** Begin Material for this exercise **
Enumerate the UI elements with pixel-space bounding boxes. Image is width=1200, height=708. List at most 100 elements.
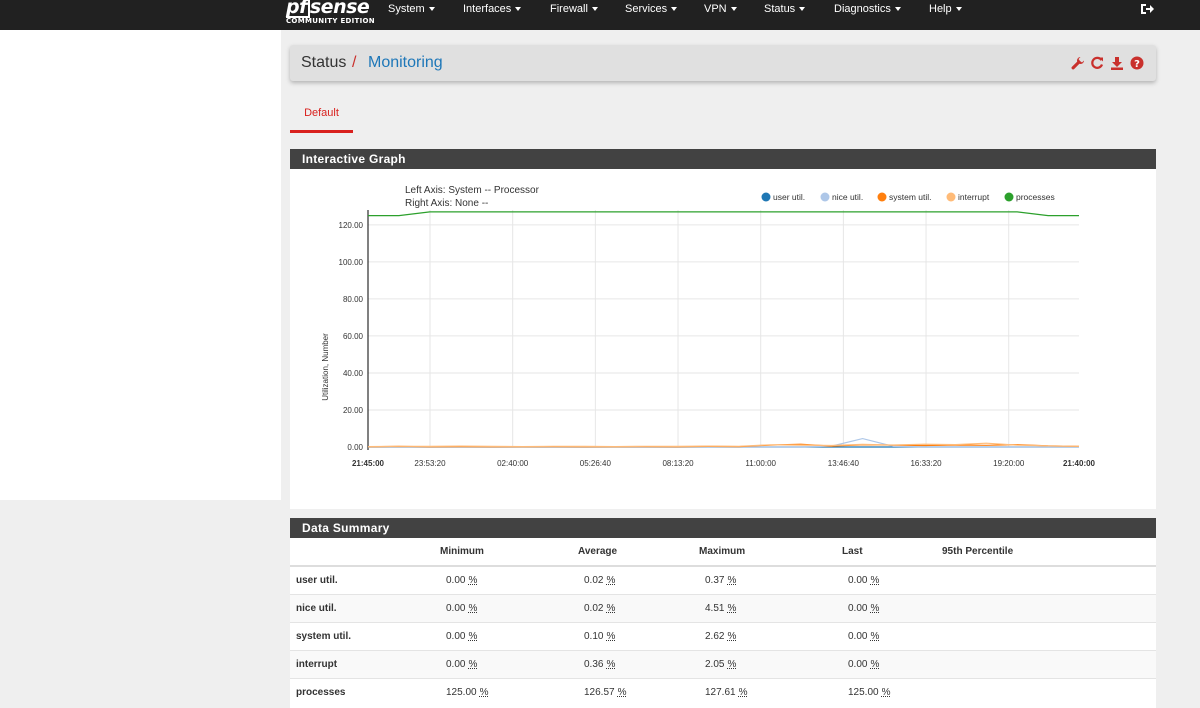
data-summary-panel: Data Summary Minimum Average Maximum Las… <box>290 518 1156 708</box>
nav-diagnostics[interactable]: Diagnostics <box>834 0 901 20</box>
brand-logo[interactable]: pf sense COMMUNITY EDITION <box>286 0 375 30</box>
panel-title: Interactive Graph <box>290 149 1156 169</box>
legend-item[interactable]: user util. <box>761 192 806 202</box>
cell-value: 0.00 <box>446 602 466 614</box>
cell-max: 4.51% <box>699 593 842 622</box>
monitoring-chart[interactable]: 0.00 20.00 40.00 60.00 80.00 100.00 120.00 21:4… <box>290 169 1156 509</box>
nav-status[interactable]: Status <box>764 0 806 20</box>
legend-dot <box>761 192 771 202</box>
breadcrumb: Status / Monitoring ? <box>290 45 1156 81</box>
nav-services[interactable]: Services <box>625 0 678 20</box>
cell-value: 0.02 <box>584 602 604 614</box>
series-line <box>368 211 1079 217</box>
x-tick-label: 19:20:00 <box>993 459 1025 468</box>
x-tick-label: 16:33:20 <box>910 459 942 468</box>
y-tick-label: 20.00 <box>343 406 364 415</box>
cell-p95 <box>942 565 1156 594</box>
cell-value: 0.37 <box>705 574 725 586</box>
cell-avg: 126.57% <box>578 677 699 706</box>
summary-table: Minimum Average Maximum Last 95th Percen… <box>290 538 1156 706</box>
wrench-icon[interactable] <box>1071 56 1085 70</box>
x-tick-label: 08:13:20 <box>662 459 694 468</box>
top-navbar: pf sense COMMUNITY EDITION System Interfa… <box>0 0 1200 30</box>
left-axis-label: Left Axis: System -- Processor <box>405 185 540 196</box>
svg-text:?: ? <box>1134 59 1140 70</box>
legend-label: system util. <box>889 192 932 202</box>
panel-title: Data Summary <box>290 518 1156 538</box>
unit-label: % <box>606 602 616 614</box>
unit-label: % <box>606 574 616 586</box>
caret-down-icon <box>955 7 962 12</box>
breadcrumb-current[interactable]: Monitoring <box>368 54 443 72</box>
cell-avg: 0.02% <box>578 565 699 594</box>
legend-item[interactable]: nice util. <box>820 192 864 202</box>
legend-item[interactable]: system util. <box>877 192 932 202</box>
unit-label: % <box>727 658 737 670</box>
row-label: processes <box>290 677 440 706</box>
column-header <box>290 538 440 567</box>
cell-max: 0.37% <box>699 565 842 594</box>
download-icon[interactable] <box>1110 56 1124 70</box>
legend-item[interactable]: processes <box>1004 192 1055 202</box>
table-row: nice util. 0.00% 0.02% 4.51% 0.00% <box>290 593 1156 622</box>
legend-label: nice util. <box>832 192 863 202</box>
legend-item[interactable]: interrupt <box>946 192 990 202</box>
help-icon[interactable]: ? <box>1130 56 1144 70</box>
cell-max: 2.05% <box>699 649 842 678</box>
unit-label: % <box>468 658 478 670</box>
column-header: Average <box>578 538 699 567</box>
cell-p95 <box>942 621 1156 650</box>
legend-dot <box>1004 192 1014 202</box>
cell-value: 4.51 <box>705 602 725 614</box>
row-label: system util. <box>290 621 440 650</box>
unit-label: % <box>727 630 737 642</box>
legend-dot <box>877 192 887 202</box>
cell-value: 0.00 <box>848 574 868 586</box>
column-header: 95th Percentile <box>942 538 1156 567</box>
unit-label: % <box>468 630 478 642</box>
caret-down-icon <box>730 7 737 12</box>
y-tick-label: 40.00 <box>343 369 364 378</box>
legend-dot <box>820 192 830 202</box>
cell-min: 125.00% <box>440 677 578 706</box>
brand-wordmark: pf sense <box>286 0 370 18</box>
caret-down-icon <box>428 7 435 12</box>
y-axis-title: Utilization, Number <box>321 333 330 401</box>
nav-interfaces[interactable]: Interfaces <box>463 0 522 20</box>
nav-vpn[interactable]: VPN <box>704 0 737 20</box>
breadcrumb-parent[interactable]: Status <box>301 54 346 72</box>
interactive-graph-panel: Interactive Graph 0.00 20.00 40.00 60.00 80.… <box>290 149 1156 509</box>
cell-max: 2.62% <box>699 621 842 650</box>
legend-dot <box>946 192 956 202</box>
unit-label: % <box>727 602 737 614</box>
nav-system[interactable]: System <box>388 0 435 20</box>
cell-p95 <box>942 677 1156 706</box>
cell-value: 125.00 <box>848 686 879 698</box>
unit-label: % <box>727 574 737 586</box>
x-tick-label: 11:00:00 <box>745 459 776 468</box>
y-tick-label: 80.00 <box>343 295 364 304</box>
nav-firewall[interactable]: Firewall <box>550 0 598 20</box>
cell-p95 <box>942 649 1156 678</box>
cell-value: 0.00 <box>848 602 868 614</box>
cell-value: 0.02 <box>584 574 604 586</box>
unit-label: % <box>606 658 616 670</box>
cell-min: 0.00% <box>440 621 578 650</box>
unit-label: % <box>606 630 616 642</box>
cell-value: 0.00 <box>446 658 466 670</box>
column-header: Last <box>842 538 942 567</box>
right-axis-label: Right Axis: None -- <box>405 198 488 209</box>
nav-help[interactable]: Help <box>929 0 962 20</box>
refresh-icon[interactable] <box>1090 56 1104 70</box>
unit-label: % <box>870 574 880 586</box>
table-header-row: Minimum Average Maximum Last 95th Percen… <box>290 538 1156 567</box>
unit-label: % <box>870 630 880 642</box>
sign-out-icon[interactable] <box>1140 2 1154 16</box>
column-header: Minimum <box>440 538 578 567</box>
cell-p95 <box>942 593 1156 622</box>
brand-subtitle: COMMUNITY EDITION <box>286 17 375 25</box>
tab-default[interactable]: Default <box>290 98 353 133</box>
x-tick-label: 21:40:00 <box>1063 459 1096 468</box>
legend-label: interrupt <box>958 192 990 202</box>
row-label: interrupt <box>290 649 440 678</box>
** End Material for this exercise **
Task statement:
Rewrite the items starting at the line containing "data-summary-panel: Data Summary" and ending at the line containing "panel-title: Interactive Graph", replacing "Interactive Graph" with "Live Graph" and keeping everything else the same. Return only those lines.

Answer below:
data-summary-panel: Data Summary Minimum Average Maximum Las… <box>290 518 1156 708</box>
nav-diagnostics[interactable]: Diagnostics <box>834 0 901 20</box>
brand-logo[interactable]: pf sense COMMUNITY EDITION <box>286 0 375 30</box>
panel-title: Live Graph <box>290 149 1156 169</box>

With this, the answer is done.